• PROVIDED INFORMATION
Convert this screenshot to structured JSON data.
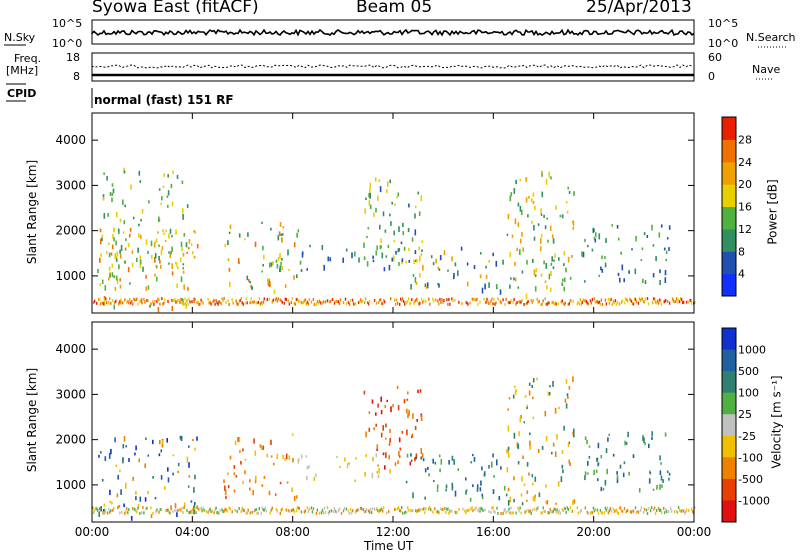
{
  "header": {
    "radar": "Syowa East (fitACF)",
    "beam": "Beam 05",
    "date": "25/Apr/2013"
  },
  "noise_panel": {
    "left_label": "N.Sky",
    "left_top_tick": "10^5",
    "left_bottom_tick": "10^0",
    "right_top_tick": "10^5",
    "right_bottom_tick": "10^0",
    "right_label": "N.Search"
  },
  "freq_panel": {
    "left_label_1": "Freq.",
    "left_label_2": "[MHz]",
    "left_top_tick": "18",
    "left_bottom_tick": "8",
    "right_top_tick": "60",
    "right_bottom_tick": "0",
    "right_label": "Nave"
  },
  "cpid": {
    "label": "CPID",
    "mode": "normal (fast) 151 RF"
  },
  "chart_data": [
    {
      "type": "heatmap",
      "name": "power",
      "ylabel": "Slant Range [km]",
      "xlabel": "",
      "yticks": [
        "1000",
        "2000",
        "3000",
        "4000"
      ],
      "ylim": [
        180,
        4600
      ],
      "colorbar_label": "Power [dB]",
      "colorbar_ticks": [
        "4",
        "8",
        "12",
        "16",
        "20",
        "24",
        "28"
      ],
      "colorbar_colors": [
        "#1030ff",
        "#2050b0",
        "#309060",
        "#50b040",
        "#e8d000",
        "#f0a000",
        "#f07000",
        "#e82000"
      ],
      "scatter_regions": [
        {
          "t0": 0.2,
          "t1": 4.2,
          "r0": 300,
          "r1": 2100,
          "c": [
            3,
            4,
            5,
            6
          ]
        },
        {
          "t0": 0.3,
          "t1": 3.8,
          "r0": 1200,
          "r1": 3400,
          "c": [
            2,
            3,
            4
          ]
        },
        {
          "t0": 5.2,
          "t1": 8.2,
          "r0": 700,
          "r1": 2200,
          "c": [
            2,
            3,
            4,
            5,
            6
          ]
        },
        {
          "t0": 8.0,
          "t1": 12.0,
          "r0": 1100,
          "r1": 1700,
          "c": [
            1,
            2,
            3
          ]
        },
        {
          "t0": 10.8,
          "t1": 13.2,
          "r0": 1300,
          "r1": 3200,
          "c": [
            1,
            2,
            3,
            4
          ]
        },
        {
          "t0": 12.5,
          "t1": 16.5,
          "r0": 700,
          "r1": 1700,
          "c": [
            1,
            2,
            3,
            4,
            5
          ]
        },
        {
          "t0": 16.5,
          "t1": 19.2,
          "r0": 600,
          "r1": 3400,
          "c": [
            2,
            3,
            4,
            5
          ]
        },
        {
          "t0": 19.5,
          "t1": 23.0,
          "r0": 900,
          "r1": 2200,
          "c": [
            1,
            2,
            3
          ]
        }
      ]
    },
    {
      "type": "heatmap",
      "name": "velocity",
      "ylabel": "Slant Range [km]",
      "xlabel": "Time UT",
      "xticks": [
        "00:00",
        "04:00",
        "08:00",
        "12:00",
        "16:00",
        "20:00",
        "00:00"
      ],
      "yticks": [
        "1000",
        "2000",
        "3000",
        "4000"
      ],
      "ylim": [
        180,
        4600
      ],
      "colorbar_label": "Velocity [m s⁻¹]",
      "colorbar_ticks": [
        "1000",
        "500",
        "100",
        "25",
        "-25",
        "-100",
        "-500",
        "-1000"
      ],
      "colorbar_colors": [
        "#1030d0",
        "#2060a0",
        "#308070",
        "#50b040",
        "#c0c0c0",
        "#f0c000",
        "#f08000",
        "#e84000",
        "#e01010"
      ],
      "scatter_regions": [
        {
          "t0": 0.2,
          "t1": 4.2,
          "r0": 300,
          "r1": 2100,
          "c": [
            0,
            1,
            2,
            5,
            6
          ]
        },
        {
          "t0": 5.2,
          "t1": 8.2,
          "r0": 700,
          "r1": 2200,
          "c": [
            6,
            7,
            5
          ]
        },
        {
          "t0": 8.0,
          "t1": 12.0,
          "r0": 1100,
          "r1": 1700,
          "c": [
            4,
            5
          ]
        },
        {
          "t0": 10.8,
          "t1": 13.2,
          "r0": 1400,
          "r1": 3200,
          "c": [
            6,
            7,
            8
          ]
        },
        {
          "t0": 12.5,
          "t1": 16.5,
          "r0": 700,
          "r1": 1700,
          "c": [
            2,
            3,
            1
          ]
        },
        {
          "t0": 16.5,
          "t1": 19.2,
          "r0": 600,
          "r1": 3400,
          "c": [
            5,
            6,
            2
          ]
        },
        {
          "t0": 19.5,
          "t1": 23.0,
          "r0": 900,
          "r1": 2200,
          "c": [
            1,
            2,
            3
          ]
        }
      ]
    }
  ]
}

• SET TASK
Omit all pictures while transcribing the entries verbatim.

• OUTPUT OF THE TASK
Convert this screenshot to structured JSON data.
{
  "header": {
    "radar": "Syowa East (fitACF)",
    "beam": "Beam 05",
    "date": "25/Apr/2013"
  },
  "noise_panel": {
    "left_label": "N.Sky",
    "left_top_tick": "10^5",
    "left_bottom_tick": "10^0",
    "right_top_tick": "10^5",
    "right_bottom_tick": "10^0",
    "right_label": "N.Search"
  },
  "freq_panel": {
    "left_label_1": "Freq.",
    "left_label_2": "[MHz]",
    "left_top_tick": "18",
    "left_bottom_tick": "8",
    "right_top_tick": "60",
    "right_bottom_tick": "0",
    "right_label": "Nave"
  },
  "cpid": {
    "label": "CPID",
    "mode": "normal (fast) 151 RF"
  },
  "chart_data": [
    {
      "type": "heatmap",
      "name": "power",
      "ylabel": "Slant Range [km]",
      "xlabel": "",
      "yticks": [
        "1000",
        "2000",
        "3000",
        "4000"
      ],
      "ylim": [
        180,
        4600
      ],
      "colorbar_label": "Power [dB]",
      "colorbar_ticks": [
        "4",
        "8",
        "12",
        "16",
        "20",
        "24",
        "28"
      ],
      "colorbar_colors": [
        "#1030ff",
        "#2050b0",
        "#309060",
        "#50b040",
        "#e8d000",
        "#f0a000",
        "#f07000",
        "#e82000"
      ],
      "scatter_regions": [
        {
          "t0": 0.2,
          "t1": 4.2,
          "r0": 300,
          "r1": 2100,
          "c": [
            3,
            4,
            5,
            6
          ]
        },
        {
          "t0": 0.3,
          "t1": 3.8,
          "r0": 1200,
          "r1": 3400,
          "c": [
            2,
            3,
            4
          ]
        },
        {
          "t0": 5.2,
          "t1": 8.2,
          "r0": 700,
          "r1": 2200,
          "c": [
            2,
            3,
            4,
            5,
            6
          ]
        },
        {
          "t0": 8.0,
          "t1": 12.0,
          "r0": 1100,
          "r1": 1700,
          "c": [
            1,
            2,
            3
          ]
        },
        {
          "t0": 10.8,
          "t1": 13.2,
          "r0": 1300,
          "r1": 3200,
          "c": [
            1,
            2,
            3,
            4
          ]
        },
        {
          "t0": 12.5,
          "t1": 16.5,
          "r0": 700,
          "r1": 1700,
          "c": [
            1,
            2,
            3,
            4,
            5
          ]
        },
        {
          "t0": 16.5,
          "t1": 19.2,
          "r0": 600,
          "r1": 3400,
          "c": [
            2,
            3,
            4,
            5
          ]
        },
        {
          "t0": 19.5,
          "t1": 23.0,
          "r0": 900,
          "r1": 2200,
          "c": [
            1,
            2,
            3
          ]
        }
      ]
    },
    {
      "type": "heatmap",
      "name": "velocity",
      "ylabel": "Slant Range [km]",
      "xlabel": "Time UT",
      "xticks": [
        "00:00",
        "04:00",
        "08:00",
        "12:00",
        "16:00",
        "20:00",
        "00:00"
      ],
      "yticks": [
        "1000",
        "2000",
        "3000",
        "4000"
      ],
      "ylim": [
        180,
        4600
      ],
      "colorbar_label": "Velocity [m s⁻¹]",
      "colorbar_ticks": [
        "1000",
        "500",
        "100",
        "25",
        "-25",
        "-100",
        "-500",
        "-1000"
      ],
      "colorbar_colors": [
        "#1030d0",
        "#2060a0",
        "#308070",
        "#50b040",
        "#c0c0c0",
        "#f0c000",
        "#f08000",
        "#e84000",
        "#e01010"
      ],
      "scatter_regions": [
        {
          "t0": 0.2,
          "t1": 4.2,
          "r0": 300,
          "r1": 2100,
          "c": [
            0,
            1,
            2,
            5,
            6
          ]
        },
        {
          "t0": 5.2,
          "t1": 8.2,
          "r0": 700,
          "r1": 2200,
          "c": [
            6,
            7,
            5
          ]
        },
        {
          "t0": 8.0,
          "t1": 12.0,
          "r0": 1100,
          "r1": 1700,
          "c": [
            4,
            5
          ]
        },
        {
          "t0": 10.8,
          "t1": 13.2,
          "r0": 1400,
          "r1": 3200,
          "c": [
            6,
            7,
            8
          ]
        },
        {
          "t0": 12.5,
          "t1": 16.5,
          "r0": 700,
          "r1": 1700,
          "c": [
            2,
            3,
            1
          ]
        },
        {
          "t0": 16.5,
          "t1": 19.2,
          "r0": 600,
          "r1": 3400,
          "c": [
            5,
            6,
            2
          ]
        },
        {
          "t0": 19.5,
          "t1": 23.0,
          "r0": 900,
          "r1": 2200,
          "c": [
            1,
            2,
            3
          ]
        }
      ]
    }
  ]
}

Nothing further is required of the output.